Written task: Reproduce all entries word for word.

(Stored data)
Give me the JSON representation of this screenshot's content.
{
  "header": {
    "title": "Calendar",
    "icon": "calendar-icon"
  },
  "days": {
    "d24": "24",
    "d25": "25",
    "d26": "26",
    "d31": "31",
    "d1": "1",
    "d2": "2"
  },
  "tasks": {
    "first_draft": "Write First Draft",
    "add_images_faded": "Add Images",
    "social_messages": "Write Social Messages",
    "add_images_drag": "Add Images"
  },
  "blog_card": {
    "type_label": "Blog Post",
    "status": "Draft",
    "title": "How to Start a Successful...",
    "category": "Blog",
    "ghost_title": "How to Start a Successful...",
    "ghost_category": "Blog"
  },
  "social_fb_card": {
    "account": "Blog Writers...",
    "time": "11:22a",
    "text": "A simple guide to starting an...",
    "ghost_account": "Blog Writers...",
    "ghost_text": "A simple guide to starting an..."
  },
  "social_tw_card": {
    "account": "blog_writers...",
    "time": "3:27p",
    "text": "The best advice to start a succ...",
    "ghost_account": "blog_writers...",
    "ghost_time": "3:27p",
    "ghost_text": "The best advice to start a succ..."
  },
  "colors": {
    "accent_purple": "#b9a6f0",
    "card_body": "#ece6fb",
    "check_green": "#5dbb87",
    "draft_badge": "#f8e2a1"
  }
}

Reply to the exercise:
Give me the JSON representation of this screenshot's content.
{
  "header": {
    "title": "Calendar",
    "icon": "calendar-icon"
  },
  "days": {
    "d24": "24",
    "d25": "25",
    "d26": "26",
    "d31": "31",
    "d1": "1",
    "d2": "2"
  },
  "tasks": {
    "first_draft": "Write First Draft",
    "add_images_faded": "Add Images",
    "social_messages": "Write Social Messages",
    "add_images_drag": "Add Images"
  },
  "blog_card": {
    "type_label": "Blog Post",
    "status": "Draft",
    "title": "How to Start a Successful...",
    "category": "Blog",
    "ghost_title": "How to Start a Successful...",
    "ghost_category": "Blog"
  },
  "social_fb_card": {
    "account": "Blog Writers...",
    "time": "11:22a",
    "text": "A simple guide to starting an...",
    "ghost_account": "Blog Writers...",
    "ghost_text": "A simple guide to starting an..."
  },
  "social_tw_card": {
    "account": "blog_writers...",
    "time": "3:27p",
    "text": "The best advice to start a succ...",
    "ghost_account": "blog_writers...",
    "ghost_time": "3:27p",
    "ghost_text": "The best advice to start a succ..."
  },
  "colors": {
    "accent_purple": "#b9a6f0",
    "card_body": "#ece6fb",
    "check_green": "#5dbb87",
    "draft_badge": "#f8e2a1"
  }
}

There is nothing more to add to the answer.